Entries shown ::

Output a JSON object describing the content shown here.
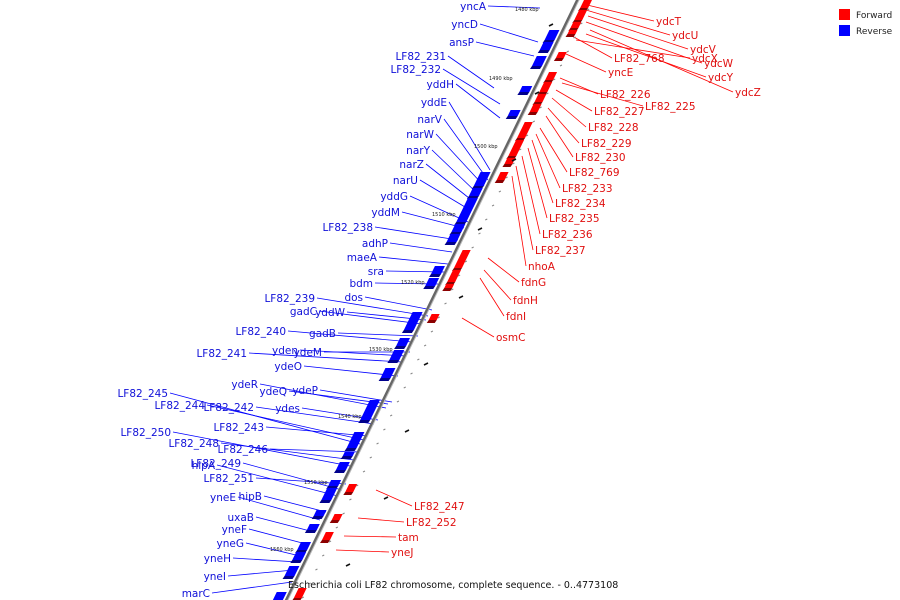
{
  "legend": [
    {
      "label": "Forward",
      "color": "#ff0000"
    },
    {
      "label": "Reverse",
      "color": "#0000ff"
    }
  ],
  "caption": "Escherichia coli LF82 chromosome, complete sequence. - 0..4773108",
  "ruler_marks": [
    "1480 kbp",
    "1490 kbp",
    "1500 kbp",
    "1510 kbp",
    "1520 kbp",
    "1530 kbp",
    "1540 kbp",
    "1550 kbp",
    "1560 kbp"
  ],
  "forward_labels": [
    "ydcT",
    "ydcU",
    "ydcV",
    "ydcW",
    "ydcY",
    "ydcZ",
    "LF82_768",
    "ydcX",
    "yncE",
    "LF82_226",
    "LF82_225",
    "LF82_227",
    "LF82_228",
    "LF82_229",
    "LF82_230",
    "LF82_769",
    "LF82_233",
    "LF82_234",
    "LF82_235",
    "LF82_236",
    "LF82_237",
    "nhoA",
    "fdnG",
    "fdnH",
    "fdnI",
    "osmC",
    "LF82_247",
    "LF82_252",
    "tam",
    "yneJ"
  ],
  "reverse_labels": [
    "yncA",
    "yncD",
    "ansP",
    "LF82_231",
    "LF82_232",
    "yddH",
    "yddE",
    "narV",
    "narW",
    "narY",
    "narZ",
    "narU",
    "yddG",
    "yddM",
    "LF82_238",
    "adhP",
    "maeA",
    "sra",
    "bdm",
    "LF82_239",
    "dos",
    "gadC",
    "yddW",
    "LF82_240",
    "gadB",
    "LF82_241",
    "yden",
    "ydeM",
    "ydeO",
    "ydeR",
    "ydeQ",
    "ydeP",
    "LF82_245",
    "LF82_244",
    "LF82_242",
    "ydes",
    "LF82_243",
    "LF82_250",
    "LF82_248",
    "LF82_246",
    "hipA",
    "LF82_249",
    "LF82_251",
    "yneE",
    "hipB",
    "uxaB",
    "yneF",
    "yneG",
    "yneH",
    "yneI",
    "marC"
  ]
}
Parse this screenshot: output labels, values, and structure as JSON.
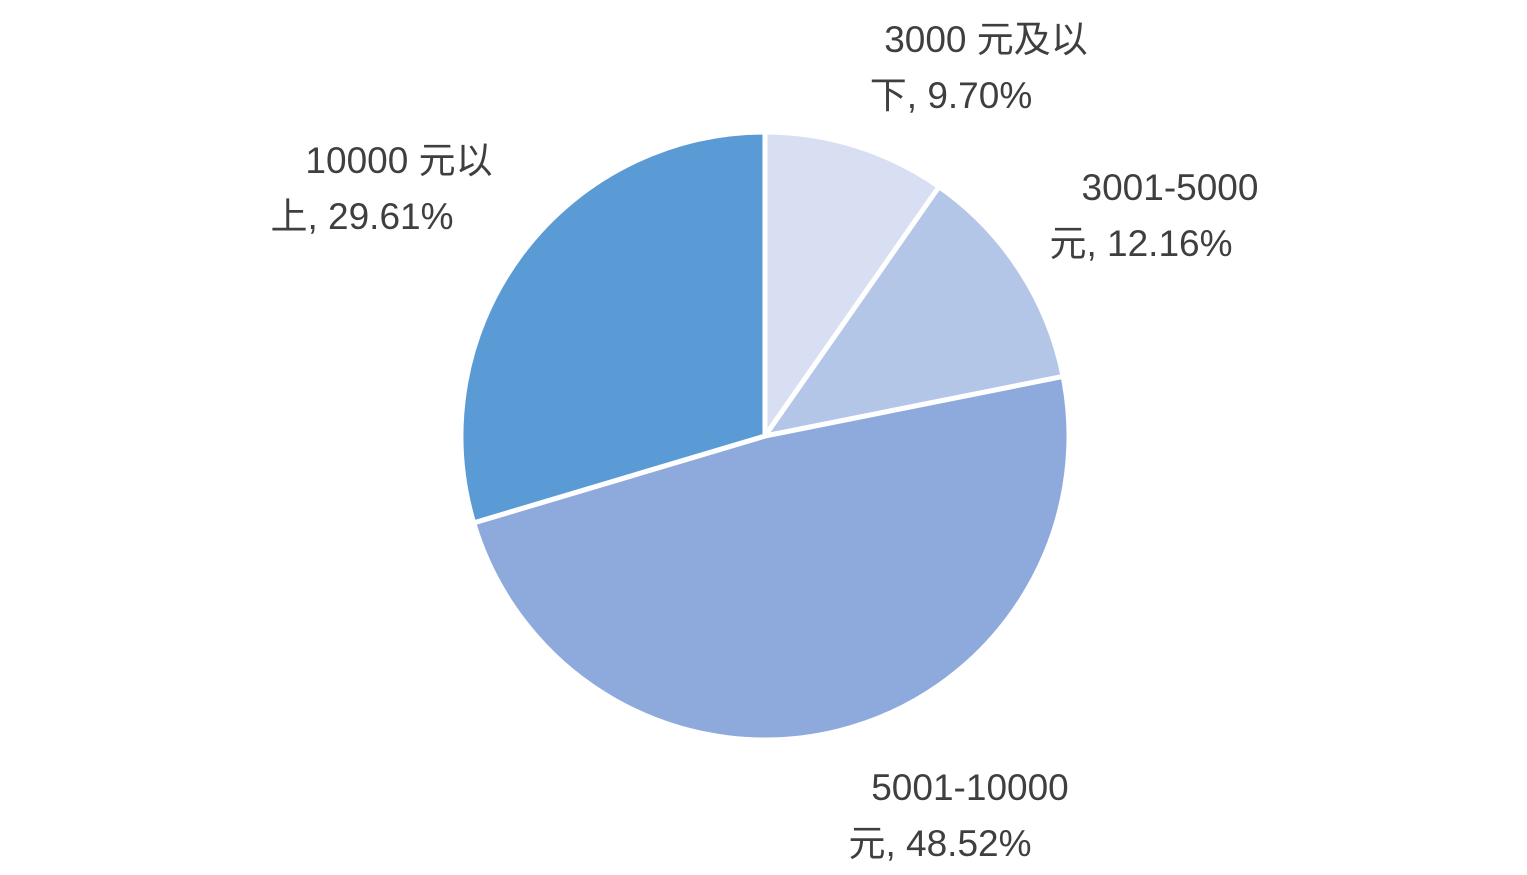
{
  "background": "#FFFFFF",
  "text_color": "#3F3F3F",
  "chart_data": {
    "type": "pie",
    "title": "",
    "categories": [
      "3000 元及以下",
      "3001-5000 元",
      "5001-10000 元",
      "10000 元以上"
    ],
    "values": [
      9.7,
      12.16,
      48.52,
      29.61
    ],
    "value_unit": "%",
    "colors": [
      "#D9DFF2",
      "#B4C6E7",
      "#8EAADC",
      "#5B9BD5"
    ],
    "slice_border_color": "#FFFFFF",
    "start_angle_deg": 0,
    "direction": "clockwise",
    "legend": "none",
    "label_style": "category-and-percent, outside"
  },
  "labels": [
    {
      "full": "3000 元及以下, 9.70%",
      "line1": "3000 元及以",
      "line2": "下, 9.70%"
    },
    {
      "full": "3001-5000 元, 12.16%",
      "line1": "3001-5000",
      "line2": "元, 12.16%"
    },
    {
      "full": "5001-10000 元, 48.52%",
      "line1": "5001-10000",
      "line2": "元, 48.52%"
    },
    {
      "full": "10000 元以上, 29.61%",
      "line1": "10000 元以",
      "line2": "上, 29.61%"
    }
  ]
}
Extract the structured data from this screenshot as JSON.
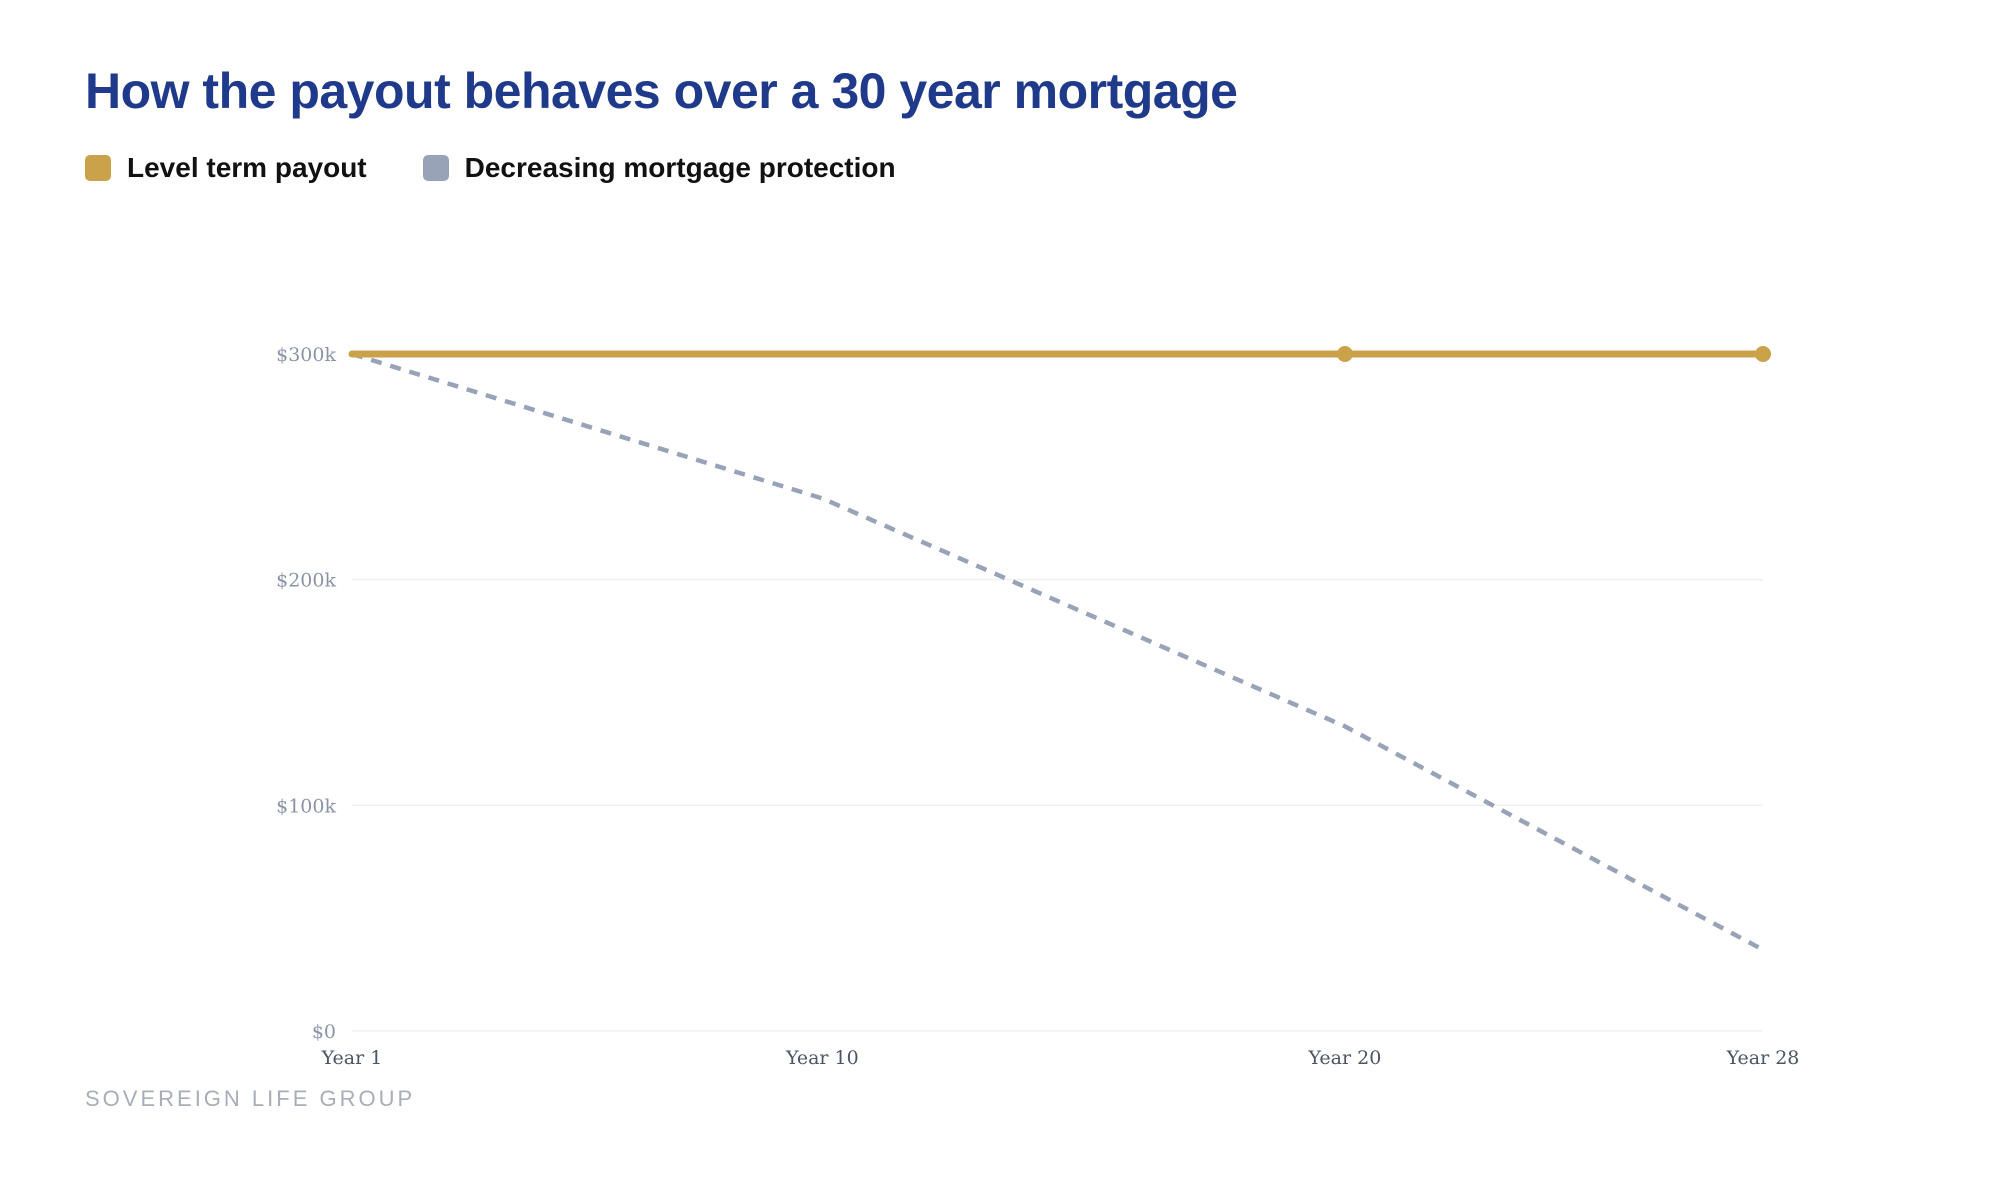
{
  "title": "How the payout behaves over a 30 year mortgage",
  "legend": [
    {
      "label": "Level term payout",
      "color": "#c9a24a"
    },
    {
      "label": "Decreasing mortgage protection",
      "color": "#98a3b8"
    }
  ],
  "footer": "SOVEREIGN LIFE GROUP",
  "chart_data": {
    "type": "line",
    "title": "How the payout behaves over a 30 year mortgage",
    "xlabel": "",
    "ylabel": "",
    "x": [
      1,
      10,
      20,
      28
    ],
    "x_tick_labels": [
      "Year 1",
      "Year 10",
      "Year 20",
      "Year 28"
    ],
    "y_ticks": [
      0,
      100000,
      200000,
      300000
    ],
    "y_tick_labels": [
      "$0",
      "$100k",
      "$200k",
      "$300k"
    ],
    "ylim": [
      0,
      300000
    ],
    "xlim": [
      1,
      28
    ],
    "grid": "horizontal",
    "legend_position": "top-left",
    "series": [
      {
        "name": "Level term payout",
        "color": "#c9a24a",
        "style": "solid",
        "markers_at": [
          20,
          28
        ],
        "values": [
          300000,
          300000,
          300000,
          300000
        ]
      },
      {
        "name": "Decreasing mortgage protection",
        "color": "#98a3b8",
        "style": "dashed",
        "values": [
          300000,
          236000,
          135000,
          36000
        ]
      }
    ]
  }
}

Work required :: Write the listing above out again exactly, dropping each image.

The solution ::
Output a JSON object describing the content shown here.
{
  "legend": [
    {
      "label": "Forward",
      "color": "#ff0000"
    },
    {
      "label": "Reverse",
      "color": "#0000ff"
    }
  ],
  "caption": "Escherichia coli LF82 chromosome, complete sequence. - 0..4773108",
  "ruler_marks": [
    "1480 kbp",
    "1490 kbp",
    "1500 kbp",
    "1510 kbp",
    "1520 kbp",
    "1530 kbp",
    "1540 kbp",
    "1550 kbp",
    "1560 kbp"
  ],
  "forward_labels": [
    "ydcT",
    "ydcU",
    "ydcV",
    "ydcW",
    "ydcY",
    "ydcZ",
    "LF82_768",
    "ydcX",
    "yncE",
    "LF82_226",
    "LF82_225",
    "LF82_227",
    "LF82_228",
    "LF82_229",
    "LF82_230",
    "LF82_769",
    "LF82_233",
    "LF82_234",
    "LF82_235",
    "LF82_236",
    "LF82_237",
    "nhoA",
    "fdnG",
    "fdnH",
    "fdnI",
    "osmC",
    "LF82_247",
    "LF82_252",
    "tam",
    "yneJ"
  ],
  "reverse_labels": [
    "yncA",
    "yncD",
    "ansP",
    "LF82_231",
    "LF82_232",
    "yddH",
    "yddE",
    "narV",
    "narW",
    "narY",
    "narZ",
    "narU",
    "yddG",
    "yddM",
    "LF82_238",
    "adhP",
    "maeA",
    "sra",
    "bdm",
    "LF82_239",
    "dos",
    "gadC",
    "yddW",
    "LF82_240",
    "gadB",
    "LF82_241",
    "yden",
    "ydeM",
    "ydeO",
    "ydeR",
    "ydeQ",
    "ydeP",
    "LF82_245",
    "LF82_244",
    "LF82_242",
    "ydes",
    "LF82_243",
    "LF82_250",
    "LF82_248",
    "LF82_246",
    "hipA",
    "LF82_249",
    "LF82_251",
    "yneE",
    "hipB",
    "uxaB",
    "yneF",
    "yneG",
    "yneH",
    "yneI",
    "marC"
  ]
}
Parse this screenshot: output labels, values, and structure as JSON.
{
  "background": "#FFFFFF",
  "text_color": "#3F3F3F",
  "chart_data": {
    "type": "pie",
    "title": "",
    "categories": [
      "3000 元及以下",
      "3001-5000 元",
      "5001-10000 元",
      "10000 元以上"
    ],
    "values": [
      9.7,
      12.16,
      48.52,
      29.61
    ],
    "value_unit": "%",
    "colors": [
      "#D9DFF2",
      "#B4C6E7",
      "#8EAADC",
      "#5B9BD5"
    ],
    "slice_border_color": "#FFFFFF",
    "start_angle_deg": 0,
    "direction": "clockwise",
    "legend": "none",
    "label_style": "category-and-percent, outside"
  },
  "labels": [
    {
      "full": "3000 元及以下, 9.70%",
      "line1": "3000 元及以",
      "line2": "下, 9.70%"
    },
    {
      "full": "3001-5000 元, 12.16%",
      "line1": "3001-5000",
      "line2": "元, 12.16%"
    },
    {
      "full": "5001-10000 元, 48.52%",
      "line1": "5001-10000",
      "line2": "元, 48.52%"
    },
    {
      "full": "10000 元以上, 29.61%",
      "line1": "10000 元以",
      "line2": "上, 29.61%"
    }
  ]
}
Extract the structured data from this screenshot as JSON.
{
  "title": "How the payout behaves over a 30 year mortgage",
  "legend": [
    {
      "label": "Level term payout",
      "color": "#c9a24a"
    },
    {
      "label": "Decreasing mortgage protection",
      "color": "#98a3b8"
    }
  ],
  "footer": "SOVEREIGN LIFE GROUP",
  "chart_data": {
    "type": "line",
    "title": "How the payout behaves over a 30 year mortgage",
    "xlabel": "",
    "ylabel": "",
    "x": [
      1,
      10,
      20,
      28
    ],
    "x_tick_labels": [
      "Year 1",
      "Year 10",
      "Year 20",
      "Year 28"
    ],
    "y_ticks": [
      0,
      100000,
      200000,
      300000
    ],
    "y_tick_labels": [
      "$0",
      "$100k",
      "$200k",
      "$300k"
    ],
    "ylim": [
      0,
      300000
    ],
    "xlim": [
      1,
      28
    ],
    "grid": "horizontal",
    "legend_position": "top-left",
    "series": [
      {
        "name": "Level term payout",
        "color": "#c9a24a",
        "style": "solid",
        "markers_at": [
          20,
          28
        ],
        "values": [
          300000,
          300000,
          300000,
          300000
        ]
      },
      {
        "name": "Decreasing mortgage protection",
        "color": "#98a3b8",
        "style": "dashed",
        "values": [
          300000,
          236000,
          135000,
          36000
        ]
      }
    ]
  }
}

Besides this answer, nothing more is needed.